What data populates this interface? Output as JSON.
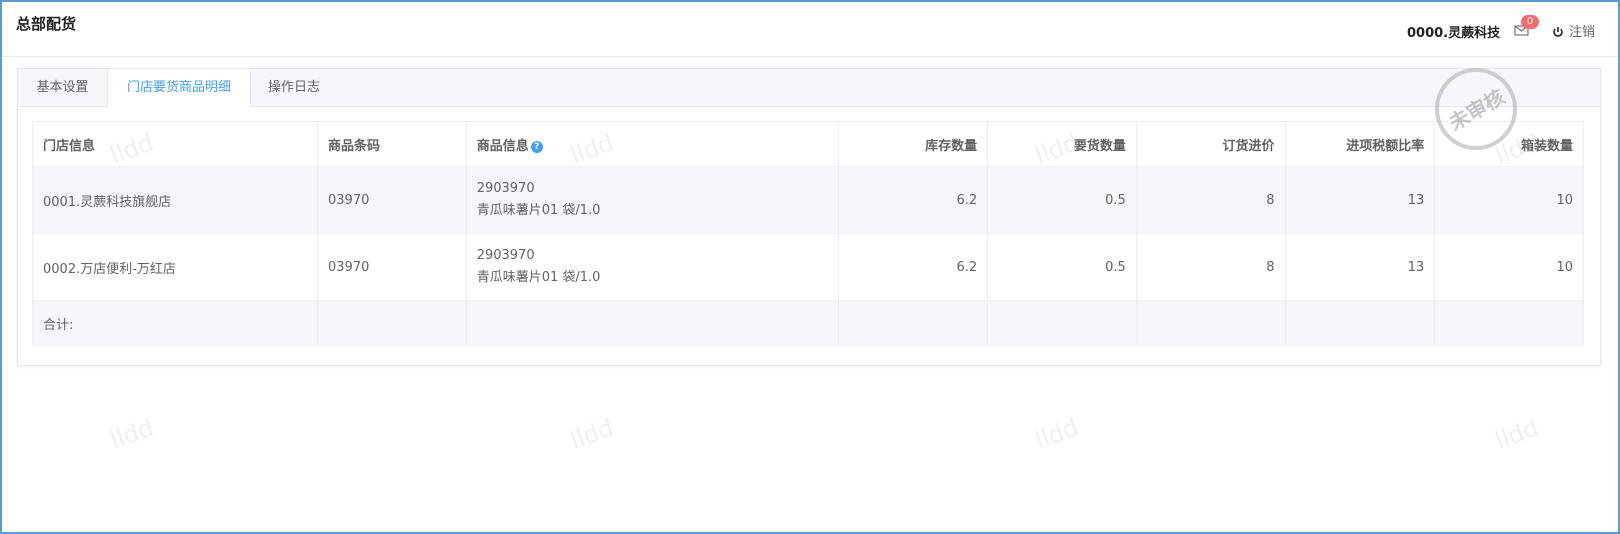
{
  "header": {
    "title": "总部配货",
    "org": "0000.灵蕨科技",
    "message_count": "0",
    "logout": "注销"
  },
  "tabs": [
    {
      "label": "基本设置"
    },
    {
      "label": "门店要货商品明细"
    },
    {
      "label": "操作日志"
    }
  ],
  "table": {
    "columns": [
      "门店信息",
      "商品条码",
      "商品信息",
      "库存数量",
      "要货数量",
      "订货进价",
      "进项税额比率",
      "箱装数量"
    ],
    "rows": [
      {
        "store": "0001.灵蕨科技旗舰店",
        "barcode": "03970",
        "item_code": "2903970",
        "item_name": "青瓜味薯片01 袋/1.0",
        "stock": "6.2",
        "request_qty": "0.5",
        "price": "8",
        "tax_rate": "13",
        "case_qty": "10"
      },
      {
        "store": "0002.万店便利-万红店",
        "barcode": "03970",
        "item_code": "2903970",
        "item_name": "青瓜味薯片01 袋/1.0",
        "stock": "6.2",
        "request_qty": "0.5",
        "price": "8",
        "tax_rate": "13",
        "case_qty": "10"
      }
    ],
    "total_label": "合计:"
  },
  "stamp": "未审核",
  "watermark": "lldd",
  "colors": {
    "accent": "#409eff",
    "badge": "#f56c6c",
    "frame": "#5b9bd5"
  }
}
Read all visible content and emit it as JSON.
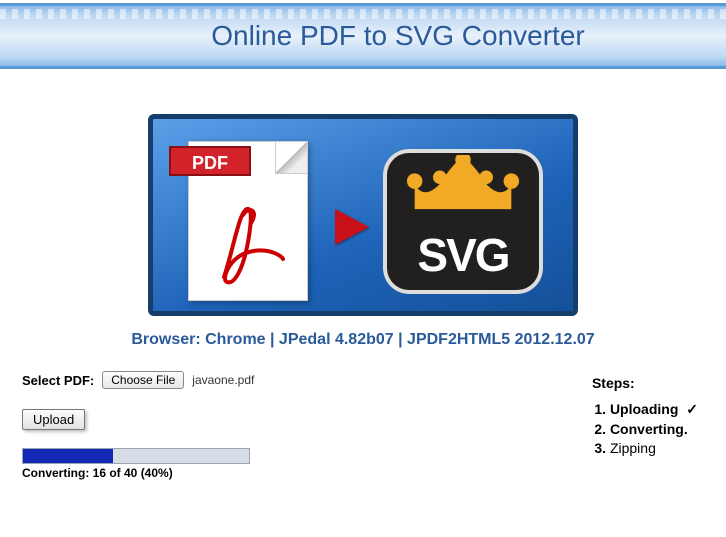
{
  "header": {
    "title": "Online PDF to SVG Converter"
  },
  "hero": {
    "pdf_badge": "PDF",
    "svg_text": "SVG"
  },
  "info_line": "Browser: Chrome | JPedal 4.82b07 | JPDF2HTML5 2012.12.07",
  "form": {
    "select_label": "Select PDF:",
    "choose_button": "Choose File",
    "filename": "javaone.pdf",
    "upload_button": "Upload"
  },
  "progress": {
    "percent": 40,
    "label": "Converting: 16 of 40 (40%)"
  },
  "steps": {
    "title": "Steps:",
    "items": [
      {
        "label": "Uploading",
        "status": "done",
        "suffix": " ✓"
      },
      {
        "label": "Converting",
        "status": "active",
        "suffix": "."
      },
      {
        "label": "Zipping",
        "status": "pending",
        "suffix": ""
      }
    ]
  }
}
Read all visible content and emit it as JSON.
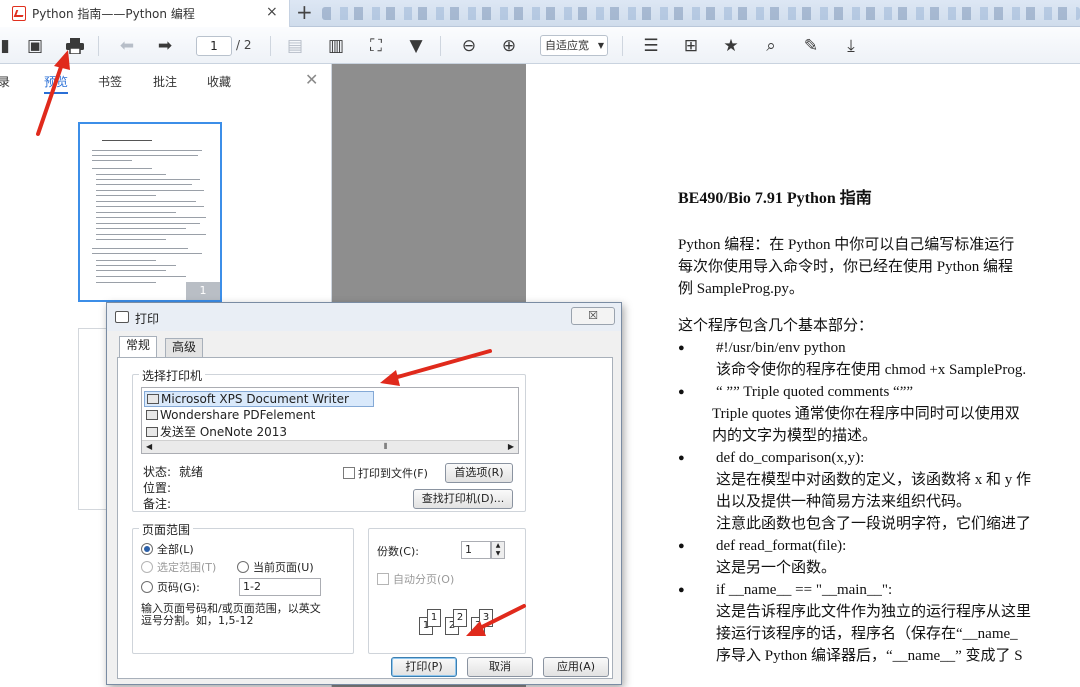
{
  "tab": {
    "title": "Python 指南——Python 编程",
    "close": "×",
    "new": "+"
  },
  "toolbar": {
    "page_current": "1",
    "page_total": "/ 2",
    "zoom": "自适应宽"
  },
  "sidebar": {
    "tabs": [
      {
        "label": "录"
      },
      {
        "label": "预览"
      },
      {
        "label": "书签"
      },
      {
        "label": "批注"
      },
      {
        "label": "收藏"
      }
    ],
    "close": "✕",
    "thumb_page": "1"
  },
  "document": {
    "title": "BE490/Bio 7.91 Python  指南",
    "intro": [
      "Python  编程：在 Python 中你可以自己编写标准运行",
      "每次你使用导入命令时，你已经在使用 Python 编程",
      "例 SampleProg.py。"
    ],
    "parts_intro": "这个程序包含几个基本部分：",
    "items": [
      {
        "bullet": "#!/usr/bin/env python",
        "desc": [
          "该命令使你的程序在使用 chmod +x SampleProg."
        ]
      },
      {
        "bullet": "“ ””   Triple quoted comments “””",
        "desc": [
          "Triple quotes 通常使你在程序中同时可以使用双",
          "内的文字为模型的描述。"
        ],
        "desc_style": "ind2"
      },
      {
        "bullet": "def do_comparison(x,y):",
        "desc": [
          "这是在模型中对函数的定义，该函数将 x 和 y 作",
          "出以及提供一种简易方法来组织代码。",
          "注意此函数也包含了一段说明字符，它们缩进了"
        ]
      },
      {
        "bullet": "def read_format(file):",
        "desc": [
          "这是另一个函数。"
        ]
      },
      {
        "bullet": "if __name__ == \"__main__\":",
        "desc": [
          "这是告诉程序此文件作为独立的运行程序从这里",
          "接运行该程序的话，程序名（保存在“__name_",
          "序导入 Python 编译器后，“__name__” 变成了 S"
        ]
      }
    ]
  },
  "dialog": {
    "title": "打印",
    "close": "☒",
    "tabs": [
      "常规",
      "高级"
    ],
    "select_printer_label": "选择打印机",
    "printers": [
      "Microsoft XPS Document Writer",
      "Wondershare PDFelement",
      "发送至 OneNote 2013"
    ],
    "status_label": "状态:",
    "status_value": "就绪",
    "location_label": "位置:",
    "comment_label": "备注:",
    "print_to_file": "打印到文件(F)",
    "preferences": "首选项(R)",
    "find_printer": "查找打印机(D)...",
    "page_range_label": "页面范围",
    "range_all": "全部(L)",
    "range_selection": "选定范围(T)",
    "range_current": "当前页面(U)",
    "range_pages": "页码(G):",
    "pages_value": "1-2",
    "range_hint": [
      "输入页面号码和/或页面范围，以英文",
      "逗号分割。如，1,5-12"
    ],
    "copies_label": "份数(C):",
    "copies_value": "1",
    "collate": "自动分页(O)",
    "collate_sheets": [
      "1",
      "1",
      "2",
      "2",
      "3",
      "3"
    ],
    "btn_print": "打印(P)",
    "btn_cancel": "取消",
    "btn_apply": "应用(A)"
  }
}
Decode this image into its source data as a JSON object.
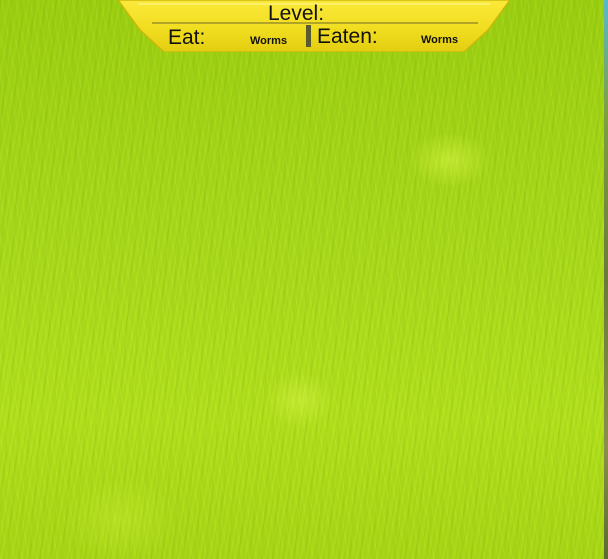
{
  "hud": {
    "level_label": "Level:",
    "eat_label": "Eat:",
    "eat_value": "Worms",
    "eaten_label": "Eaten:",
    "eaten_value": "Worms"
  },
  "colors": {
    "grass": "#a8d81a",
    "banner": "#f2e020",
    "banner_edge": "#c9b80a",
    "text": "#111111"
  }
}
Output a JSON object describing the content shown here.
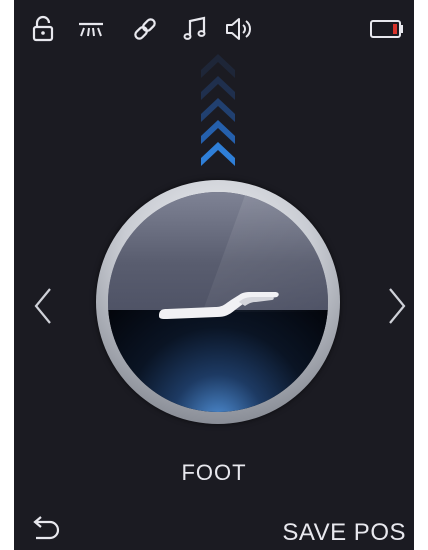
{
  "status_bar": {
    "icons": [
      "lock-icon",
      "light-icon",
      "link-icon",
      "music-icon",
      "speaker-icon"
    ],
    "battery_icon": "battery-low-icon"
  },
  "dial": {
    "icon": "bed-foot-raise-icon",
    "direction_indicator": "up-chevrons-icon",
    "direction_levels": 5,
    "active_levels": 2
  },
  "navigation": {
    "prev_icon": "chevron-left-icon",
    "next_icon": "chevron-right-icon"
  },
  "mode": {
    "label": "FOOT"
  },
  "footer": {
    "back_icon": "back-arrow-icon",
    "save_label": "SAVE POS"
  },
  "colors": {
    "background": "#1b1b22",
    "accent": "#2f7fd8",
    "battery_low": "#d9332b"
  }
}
****************
STATED TASK: Take the entries shown above and quote them verbatim, passing over the pictures.

TASK RESULT:
What data populates this interface? Output as JSON.
{
  "header": {
    "title": "总部配货",
    "org": "0000.灵蕨科技",
    "message_count": "0",
    "logout": "注销"
  },
  "tabs": [
    {
      "label": "基本设置"
    },
    {
      "label": "门店要货商品明细"
    },
    {
      "label": "操作日志"
    }
  ],
  "table": {
    "columns": [
      "门店信息",
      "商品条码",
      "商品信息",
      "库存数量",
      "要货数量",
      "订货进价",
      "进项税额比率",
      "箱装数量"
    ],
    "rows": [
      {
        "store": "0001.灵蕨科技旗舰店",
        "barcode": "03970",
        "item_code": "2903970",
        "item_name": "青瓜味薯片01 袋/1.0",
        "stock": "6.2",
        "request_qty": "0.5",
        "price": "8",
        "tax_rate": "13",
        "case_qty": "10"
      },
      {
        "store": "0002.万店便利-万红店",
        "barcode": "03970",
        "item_code": "2903970",
        "item_name": "青瓜味薯片01 袋/1.0",
        "stock": "6.2",
        "request_qty": "0.5",
        "price": "8",
        "tax_rate": "13",
        "case_qty": "10"
      }
    ],
    "total_label": "合计:"
  },
  "stamp": "未审核",
  "watermark": "lldd",
  "colors": {
    "accent": "#409eff",
    "badge": "#f56c6c",
    "frame": "#5b9bd5"
  }
}
Read all visible content and emit it as JSON.
{
  "header": {
    "title": "Online PDF to SVG Converter"
  },
  "hero": {
    "pdf_badge": "PDF",
    "svg_text": "SVG"
  },
  "info_line": "Browser: Chrome | JPedal 4.82b07 | JPDF2HTML5 2012.12.07",
  "form": {
    "select_label": "Select PDF:",
    "choose_button": "Choose File",
    "filename": "javaone.pdf",
    "upload_button": "Upload"
  },
  "progress": {
    "percent": 40,
    "label": "Converting: 16 of 40 (40%)"
  },
  "steps": {
    "title": "Steps:",
    "items": [
      {
        "label": "Uploading",
        "status": "done",
        "suffix": " ✓"
      },
      {
        "label": "Converting",
        "status": "active",
        "suffix": "."
      },
      {
        "label": "Zipping",
        "status": "pending",
        "suffix": ""
      }
    ]
  }
}
Read all visible content and emit it as JSON.
{
  "tab": {
    "title": "Python 指南——Python 编程",
    "close": "×",
    "new": "+"
  },
  "toolbar": {
    "page_current": "1",
    "page_total": "/ 2",
    "zoom": "自适应宽"
  },
  "sidebar": {
    "tabs": [
      {
        "label": "录"
      },
      {
        "label": "预览"
      },
      {
        "label": "书签"
      },
      {
        "label": "批注"
      },
      {
        "label": "收藏"
      }
    ],
    "close": "✕",
    "thumb_page": "1"
  },
  "document": {
    "title": "BE490/Bio 7.91 Python  指南",
    "intro": [
      "Python  编程：在 Python 中你可以自己编写标准运行",
      "每次你使用导入命令时，你已经在使用 Python 编程",
      "例 SampleProg.py。"
    ],
    "parts_intro": "这个程序包含几个基本部分：",
    "items": [
      {
        "bullet": "#!/usr/bin/env python",
        "desc": [
          "该命令使你的程序在使用 chmod +x SampleProg."
        ]
      },
      {
        "bullet": "“ ””   Triple quoted comments “””",
        "desc": [
          "Triple quotes 通常使你在程序中同时可以使用双",
          "内的文字为模型的描述。"
        ],
        "desc_style": "ind2"
      },
      {
        "bullet": "def do_comparison(x,y):",
        "desc": [
          "这是在模型中对函数的定义，该函数将 x 和 y 作",
          "出以及提供一种简易方法来组织代码。",
          "注意此函数也包含了一段说明字符，它们缩进了"
        ]
      },
      {
        "bullet": "def read_format(file):",
        "desc": [
          "这是另一个函数。"
        ]
      },
      {
        "bullet": "if __name__ == \"__main__\":",
        "desc": [
          "这是告诉程序此文件作为独立的运行程序从这里",
          "接运行该程序的话，程序名（保存在“__name_",
          "序导入 Python 编译器后，“__name__” 变成了 S"
        ]
      }
    ]
  },
  "dialog": {
    "title": "打印",
    "close": "☒",
    "tabs": [
      "常规",
      "高级"
    ],
    "select_printer_label": "选择打印机",
    "printers": [
      "Microsoft XPS Document Writer",
      "Wondershare PDFelement",
      "发送至 OneNote 2013"
    ],
    "status_label": "状态:",
    "status_value": "就绪",
    "location_label": "位置:",
    "comment_label": "备注:",
    "print_to_file": "打印到文件(F)",
    "preferences": "首选项(R)",
    "find_printer": "查找打印机(D)...",
    "page_range_label": "页面范围",
    "range_all": "全部(L)",
    "range_selection": "选定范围(T)",
    "range_current": "当前页面(U)",
    "range_pages": "页码(G):",
    "pages_value": "1-2",
    "range_hint": [
      "输入页面号码和/或页面范围，以英文",
      "逗号分割。如，1,5-12"
    ],
    "copies_label": "份数(C):",
    "copies_value": "1",
    "collate": "自动分页(O)",
    "collate_sheets": [
      "1",
      "1",
      "2",
      "2",
      "3",
      "3"
    ],
    "btn_print": "打印(P)",
    "btn_cancel": "取消",
    "btn_apply": "应用(A)"
  }
}
Decode this image into its source data as a JSON object.
{
  "hud": {
    "level_label": "Level:",
    "eat_label": "Eat:",
    "eat_value": "Worms",
    "eaten_label": "Eaten:",
    "eaten_value": "Worms"
  },
  "colors": {
    "grass": "#a8d81a",
    "banner": "#f2e020",
    "banner_edge": "#c9b80a",
    "text": "#111111"
  }
}
Output a JSON object describing the content shown here.
{
  "status_bar": {
    "icons": [
      "lock-icon",
      "light-icon",
      "link-icon",
      "music-icon",
      "speaker-icon"
    ],
    "battery_icon": "battery-low-icon"
  },
  "dial": {
    "icon": "bed-foot-raise-icon",
    "direction_indicator": "up-chevrons-icon",
    "direction_levels": 5,
    "active_levels": 2
  },
  "navigation": {
    "prev_icon": "chevron-left-icon",
    "next_icon": "chevron-right-icon"
  },
  "mode": {
    "label": "FOOT"
  },
  "footer": {
    "back_icon": "back-arrow-icon",
    "save_label": "SAVE POS"
  },
  "colors": {
    "background": "#1b1b22",
    "accent": "#2f7fd8",
    "battery_low": "#d9332b"
  }
}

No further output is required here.